#### DATA SHOWN

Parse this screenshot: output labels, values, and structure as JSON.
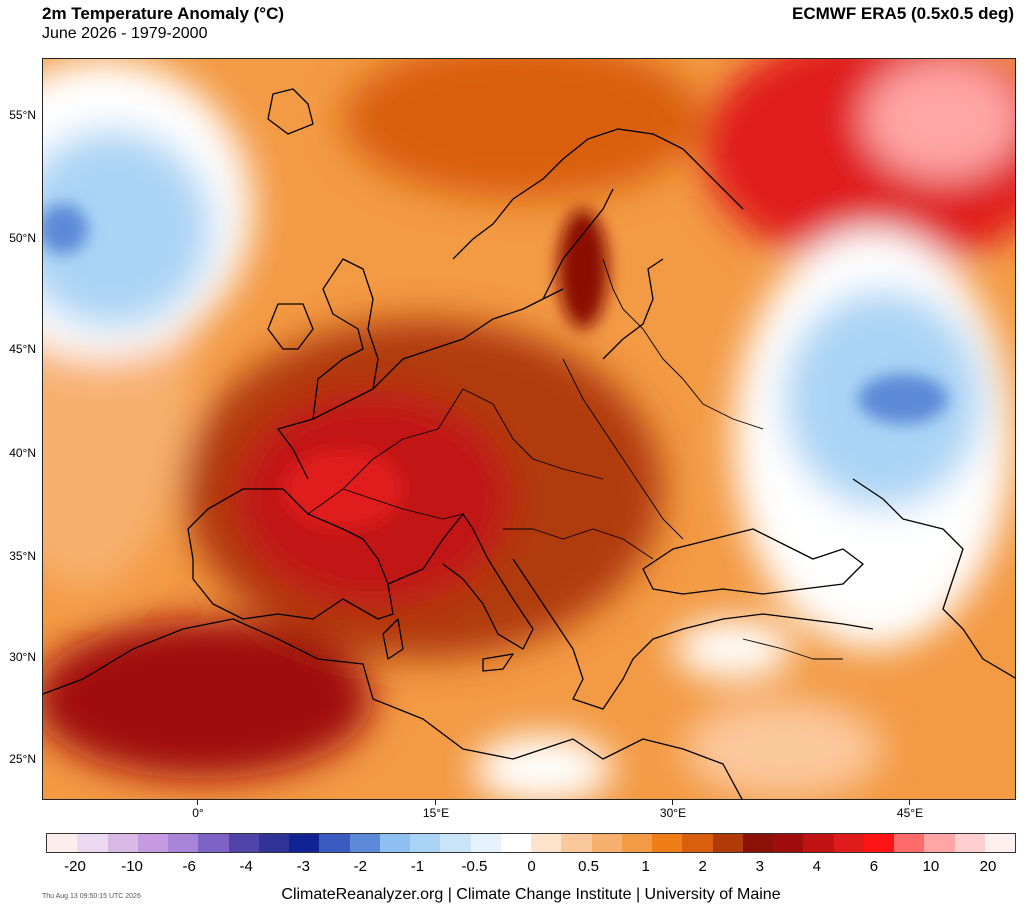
{
  "header": {
    "title": "2m Temperature Anomaly (°C)",
    "subtitle": "June 2026 - 1979-2000",
    "source": "ECMWF ERA5 (0.5x0.5 deg)"
  },
  "map": {
    "lat_labels": [
      "55°N",
      "50°N",
      "45°N",
      "40°N",
      "35°N",
      "30°N",
      "25°N"
    ],
    "lon_labels": [
      "0°",
      "15°E",
      "30°E",
      "45°E"
    ]
  },
  "colorbar": {
    "colors": [
      "#fdeeee",
      "#ead9f0",
      "#d9b8e6",
      "#c59ae0",
      "#a983d8",
      "#7e62c6",
      "#5044aa",
      "#2f3395",
      "#112295",
      "#3a5bbf",
      "#5c8ad8",
      "#8fc0f2",
      "#aad4f5",
      "#c9e3f7",
      "#e6f2fb",
      "#ffffff",
      "#fde3cc",
      "#fbc89c",
      "#f8b06e",
      "#f39a44",
      "#f07e17",
      "#d95f0e",
      "#b03a08",
      "#8b1106",
      "#a00d0d",
      "#c21213",
      "#e01b1b",
      "#ff1414",
      "#ff6a6a",
      "#ffa5a5",
      "#ffcfcf",
      "#fff0f0"
    ],
    "labels": [
      "-20",
      "-10",
      "-6",
      "-4",
      "-3",
      "-2",
      "-1",
      "-0.5",
      "0",
      "0.5",
      "1",
      "2",
      "3",
      "4",
      "6",
      "10",
      "20"
    ]
  },
  "footer": {
    "timestamp": "Thu Aug 13 09:50:15 UTC 2026",
    "credit": "ClimateReanalyzer.org | Climate Change Institute | University of Maine"
  }
}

########

- EXERCISE INSTRUCTIONS: Go back to the records above and write them out exactly, without the pictures.

- ANSWER TO THIS TASK:
Parse this screenshot: output labels, values, and structure as JSON.
{
  "header": {
    "title": "2m Temperature Anomaly (°C)",
    "subtitle": "June 2026 - 1979-2000",
    "source": "ECMWF ERA5 (0.5x0.5 deg)"
  },
  "map": {
    "lat_labels": [
      "55°N",
      "50°N",
      "45°N",
      "40°N",
      "35°N",
      "30°N",
      "25°N"
    ],
    "lon_labels": [
      "0°",
      "15°E",
      "30°E",
      "45°E"
    ]
  },
  "colorbar": {
    "colors": [
      "#fdeeee",
      "#ead9f0",
      "#d9b8e6",
      "#c59ae0",
      "#a983d8",
      "#7e62c6",
      "#5044aa",
      "#2f3395",
      "#112295",
      "#3a5bbf",
      "#5c8ad8",
      "#8fc0f2",
      "#aad4f5",
      "#c9e3f7",
      "#e6f2fb",
      "#ffffff",
      "#fde3cc",
      "#fbc89c",
      "#f8b06e",
      "#f39a44",
      "#f07e17",
      "#d95f0e",
      "#b03a08",
      "#8b1106",
      "#a00d0d",
      "#c21213",
      "#e01b1b",
      "#ff1414",
      "#ff6a6a",
      "#ffa5a5",
      "#ffcfcf",
      "#fff0f0"
    ],
    "labels": [
      "-20",
      "-10",
      "-6",
      "-4",
      "-3",
      "-2",
      "-1",
      "-0.5",
      "0",
      "0.5",
      "1",
      "2",
      "3",
      "4",
      "6",
      "10",
      "20"
    ]
  },
  "footer": {
    "timestamp": "Thu Aug 13 09:50:15 UTC 2026",
    "credit": "ClimateReanalyzer.org | Climate Change Institute | University of Maine"
  }
}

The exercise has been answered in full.